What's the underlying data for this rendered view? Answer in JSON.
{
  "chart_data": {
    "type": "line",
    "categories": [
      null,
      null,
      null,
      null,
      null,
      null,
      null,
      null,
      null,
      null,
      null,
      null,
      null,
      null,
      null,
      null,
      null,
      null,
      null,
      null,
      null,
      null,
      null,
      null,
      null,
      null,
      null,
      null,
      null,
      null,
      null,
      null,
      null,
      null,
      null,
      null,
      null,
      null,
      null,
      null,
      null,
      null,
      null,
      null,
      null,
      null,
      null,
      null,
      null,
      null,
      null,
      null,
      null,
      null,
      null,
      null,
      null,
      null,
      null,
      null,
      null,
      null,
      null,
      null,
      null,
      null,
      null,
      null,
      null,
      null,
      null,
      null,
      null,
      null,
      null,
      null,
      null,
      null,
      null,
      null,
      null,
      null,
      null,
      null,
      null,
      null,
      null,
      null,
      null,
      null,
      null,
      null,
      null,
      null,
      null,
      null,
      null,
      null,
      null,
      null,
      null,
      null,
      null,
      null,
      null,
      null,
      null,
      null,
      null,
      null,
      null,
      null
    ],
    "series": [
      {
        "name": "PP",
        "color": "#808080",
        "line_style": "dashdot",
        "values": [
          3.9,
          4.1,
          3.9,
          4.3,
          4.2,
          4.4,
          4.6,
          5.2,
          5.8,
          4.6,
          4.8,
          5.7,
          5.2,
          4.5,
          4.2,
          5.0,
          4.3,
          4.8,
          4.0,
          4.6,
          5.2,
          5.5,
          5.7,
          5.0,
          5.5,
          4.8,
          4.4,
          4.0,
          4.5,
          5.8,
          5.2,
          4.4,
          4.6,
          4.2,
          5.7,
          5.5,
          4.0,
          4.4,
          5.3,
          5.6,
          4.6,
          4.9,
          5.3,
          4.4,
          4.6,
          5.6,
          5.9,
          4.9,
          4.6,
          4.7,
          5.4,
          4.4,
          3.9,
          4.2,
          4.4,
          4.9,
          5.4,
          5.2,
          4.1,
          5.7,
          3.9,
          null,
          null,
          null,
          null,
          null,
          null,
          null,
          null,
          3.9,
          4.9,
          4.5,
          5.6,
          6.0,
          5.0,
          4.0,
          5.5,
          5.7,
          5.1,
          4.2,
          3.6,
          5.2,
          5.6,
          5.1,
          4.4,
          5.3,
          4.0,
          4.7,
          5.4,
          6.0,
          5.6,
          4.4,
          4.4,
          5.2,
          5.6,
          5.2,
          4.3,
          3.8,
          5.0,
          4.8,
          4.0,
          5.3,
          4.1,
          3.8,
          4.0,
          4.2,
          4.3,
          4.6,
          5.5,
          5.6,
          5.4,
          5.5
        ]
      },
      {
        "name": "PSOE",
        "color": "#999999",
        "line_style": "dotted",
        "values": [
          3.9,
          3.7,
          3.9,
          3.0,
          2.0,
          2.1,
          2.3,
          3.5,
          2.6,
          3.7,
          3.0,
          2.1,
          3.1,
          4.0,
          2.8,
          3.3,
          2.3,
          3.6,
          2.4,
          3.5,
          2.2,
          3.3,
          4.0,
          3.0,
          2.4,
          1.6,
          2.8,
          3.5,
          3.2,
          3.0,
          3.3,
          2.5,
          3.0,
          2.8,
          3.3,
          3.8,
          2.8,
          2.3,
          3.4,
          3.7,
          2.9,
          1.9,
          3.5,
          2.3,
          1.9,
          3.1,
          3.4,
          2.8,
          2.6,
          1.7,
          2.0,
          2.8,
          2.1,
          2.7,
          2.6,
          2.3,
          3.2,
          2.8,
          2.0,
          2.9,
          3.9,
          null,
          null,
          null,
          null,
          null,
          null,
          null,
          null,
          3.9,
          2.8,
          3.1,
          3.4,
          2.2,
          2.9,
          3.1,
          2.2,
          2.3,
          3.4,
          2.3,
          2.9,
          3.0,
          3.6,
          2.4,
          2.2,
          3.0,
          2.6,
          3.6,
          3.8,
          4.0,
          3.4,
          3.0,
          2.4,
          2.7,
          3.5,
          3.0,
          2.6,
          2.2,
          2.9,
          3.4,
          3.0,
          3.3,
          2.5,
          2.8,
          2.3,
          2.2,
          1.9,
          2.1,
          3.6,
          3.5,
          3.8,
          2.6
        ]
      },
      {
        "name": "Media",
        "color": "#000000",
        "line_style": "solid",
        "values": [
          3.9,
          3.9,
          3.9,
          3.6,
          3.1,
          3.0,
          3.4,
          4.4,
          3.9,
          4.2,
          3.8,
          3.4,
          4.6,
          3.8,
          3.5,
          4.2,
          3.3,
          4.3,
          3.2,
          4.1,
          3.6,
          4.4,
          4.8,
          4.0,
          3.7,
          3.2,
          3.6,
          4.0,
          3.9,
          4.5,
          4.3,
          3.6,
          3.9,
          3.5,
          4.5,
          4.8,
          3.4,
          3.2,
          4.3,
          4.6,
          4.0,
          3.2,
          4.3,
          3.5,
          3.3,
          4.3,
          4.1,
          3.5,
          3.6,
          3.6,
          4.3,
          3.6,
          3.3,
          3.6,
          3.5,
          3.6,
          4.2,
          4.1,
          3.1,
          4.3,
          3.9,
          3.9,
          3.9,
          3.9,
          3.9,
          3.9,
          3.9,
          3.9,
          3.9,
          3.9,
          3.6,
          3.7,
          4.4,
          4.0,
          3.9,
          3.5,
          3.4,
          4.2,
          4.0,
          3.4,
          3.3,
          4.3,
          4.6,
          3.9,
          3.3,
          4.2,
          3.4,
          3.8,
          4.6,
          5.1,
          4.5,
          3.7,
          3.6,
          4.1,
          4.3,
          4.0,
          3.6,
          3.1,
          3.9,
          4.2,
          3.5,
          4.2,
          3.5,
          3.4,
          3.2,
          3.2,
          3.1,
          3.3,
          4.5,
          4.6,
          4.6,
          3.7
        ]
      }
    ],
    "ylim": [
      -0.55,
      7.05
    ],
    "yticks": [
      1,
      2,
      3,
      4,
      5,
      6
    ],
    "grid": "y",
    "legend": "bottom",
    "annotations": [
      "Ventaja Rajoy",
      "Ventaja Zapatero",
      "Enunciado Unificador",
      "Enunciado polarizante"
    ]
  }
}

══════════════════════════════

■ GIVEN INSTRUCTION:
Every line above should be retyped exactly as given.

■ RESPONSE:
What's the underlying data for this rendered view? Answer in JSON.
{
  "chart_data": {
    "type": "line",
    "categories": [
      null,
      null,
      null,
      null,
      null,
      null,
      null,
      null,
      null,
      null,
      null,
      null,
      null,
      null,
      null,
      null,
      null,
      null,
      null,
      null,
      null,
      null,
      null,
      null,
      null,
      null,
      null,
      null,
      null,
      null,
      null,
      null,
      null,
      null,
      null,
      null,
      null,
      null,
      null,
      null,
      null,
      null,
      null,
      null,
      null,
      null,
      null,
      null,
      null,
      null,
      null,
      null,
      null,
      null,
      null,
      null,
      null,
      null,
      null,
      null,
      null,
      null,
      null,
      null,
      null,
      null,
      null,
      null,
      null,
      null,
      null,
      null,
      null,
      null,
      null,
      null,
      null,
      null,
      null,
      null,
      null,
      null,
      null,
      null,
      null,
      null,
      null,
      null,
      null,
      null,
      null,
      null,
      null,
      null,
      null,
      null,
      null,
      null,
      null,
      null,
      null,
      null,
      null,
      null,
      null,
      null,
      null,
      null,
      null,
      null,
      null,
      null
    ],
    "series": [
      {
        "name": "PP",
        "color": "#808080",
        "line_style": "dashdot",
        "values": [
          3.9,
          4.1,
          3.9,
          4.3,
          4.2,
          4.4,
          4.6,
          5.2,
          5.8,
          4.6,
          4.8,
          5.7,
          5.2,
          4.5,
          4.2,
          5.0,
          4.3,
          4.8,
          4.0,
          4.6,
          5.2,
          5.5,
          5.7,
          5.0,
          5.5,
          4.8,
          4.4,
          4.0,
          4.5,
          5.8,
          5.2,
          4.4,
          4.6,
          4.2,
          5.7,
          5.5,
          4.0,
          4.4,
          5.3,
          5.6,
          4.6,
          4.9,
          5.3,
          4.4,
          4.6,
          5.6,
          5.9,
          4.9,
          4.6,
          4.7,
          5.4,
          4.4,
          3.9,
          4.2,
          4.4,
          4.9,
          5.4,
          5.2,
          4.1,
          5.7,
          3.9,
          null,
          null,
          null,
          null,
          null,
          null,
          null,
          null,
          3.9,
          4.9,
          4.5,
          5.6,
          6.0,
          5.0,
          4.0,
          5.5,
          5.7,
          5.1,
          4.2,
          3.6,
          5.2,
          5.6,
          5.1,
          4.4,
          5.3,
          4.0,
          4.7,
          5.4,
          6.0,
          5.6,
          4.4,
          4.4,
          5.2,
          5.6,
          5.2,
          4.3,
          3.8,
          5.0,
          4.8,
          4.0,
          5.3,
          4.1,
          3.8,
          4.0,
          4.2,
          4.3,
          4.6,
          5.5,
          5.6,
          5.4,
          5.5
        ]
      },
      {
        "name": "PSOE",
        "color": "#999999",
        "line_style": "dotted",
        "values": [
          3.9,
          3.7,
          3.9,
          3.0,
          2.0,
          2.1,
          2.3,
          3.5,
          2.6,
          3.7,
          3.0,
          2.1,
          3.1,
          4.0,
          2.8,
          3.3,
          2.3,
          3.6,
          2.4,
          3.5,
          2.2,
          3.3,
          4.0,
          3.0,
          2.4,
          1.6,
          2.8,
          3.5,
          3.2,
          3.0,
          3.3,
          2.5,
          3.0,
          2.8,
          3.3,
          3.8,
          2.8,
          2.3,
          3.4,
          3.7,
          2.9,
          1.9,
          3.5,
          2.3,
          1.9,
          3.1,
          3.4,
          2.8,
          2.6,
          1.7,
          2.0,
          2.8,
          2.1,
          2.7,
          2.6,
          2.3,
          3.2,
          2.8,
          2.0,
          2.9,
          3.9,
          null,
          null,
          null,
          null,
          null,
          null,
          null,
          null,
          3.9,
          2.8,
          3.1,
          3.4,
          2.2,
          2.9,
          3.1,
          2.2,
          2.3,
          3.4,
          2.3,
          2.9,
          3.0,
          3.6,
          2.4,
          2.2,
          3.0,
          2.6,
          3.6,
          3.8,
          4.0,
          3.4,
          3.0,
          2.4,
          2.7,
          3.5,
          3.0,
          2.6,
          2.2,
          2.9,
          3.4,
          3.0,
          3.3,
          2.5,
          2.8,
          2.3,
          2.2,
          1.9,
          2.1,
          3.6,
          3.5,
          3.8,
          2.6
        ]
      },
      {
        "name": "Media",
        "color": "#000000",
        "line_style": "solid",
        "values": [
          3.9,
          3.9,
          3.9,
          3.6,
          3.1,
          3.0,
          3.4,
          4.4,
          3.9,
          4.2,
          3.8,
          3.4,
          4.6,
          3.8,
          3.5,
          4.2,
          3.3,
          4.3,
          3.2,
          4.1,
          3.6,
          4.4,
          4.8,
          4.0,
          3.7,
          3.2,
          3.6,
          4.0,
          3.9,
          4.5,
          4.3,
          3.6,
          3.9,
          3.5,
          4.5,
          4.8,
          3.4,
          3.2,
          4.3,
          4.6,
          4.0,
          3.2,
          4.3,
          3.5,
          3.3,
          4.3,
          4.1,
          3.5,
          3.6,
          3.6,
          4.3,
          3.6,
          3.3,
          3.6,
          3.5,
          3.6,
          4.2,
          4.1,
          3.1,
          4.3,
          3.9,
          3.9,
          3.9,
          3.9,
          3.9,
          3.9,
          3.9,
          3.9,
          3.9,
          3.9,
          3.6,
          3.7,
          4.4,
          4.0,
          3.9,
          3.5,
          3.4,
          4.2,
          4.0,
          3.4,
          3.3,
          4.3,
          4.6,
          3.9,
          3.3,
          4.2,
          3.4,
          3.8,
          4.6,
          5.1,
          4.5,
          3.7,
          3.6,
          4.1,
          4.3,
          4.0,
          3.6,
          3.1,
          3.9,
          4.2,
          3.5,
          4.2,
          3.5,
          3.4,
          3.2,
          3.2,
          3.1,
          3.3,
          4.5,
          4.6,
          4.6,
          3.7
        ]
      }
    ],
    "ylim": [
      -0.55,
      7.05
    ],
    "yticks": [
      1,
      2,
      3,
      4,
      5,
      6
    ],
    "grid": "y",
    "legend": "bottom",
    "annotations": [
      "Ventaja Rajoy",
      "Ventaja Zapatero",
      "Enunciado Unificador",
      "Enunciado polarizante"
    ]
  }
}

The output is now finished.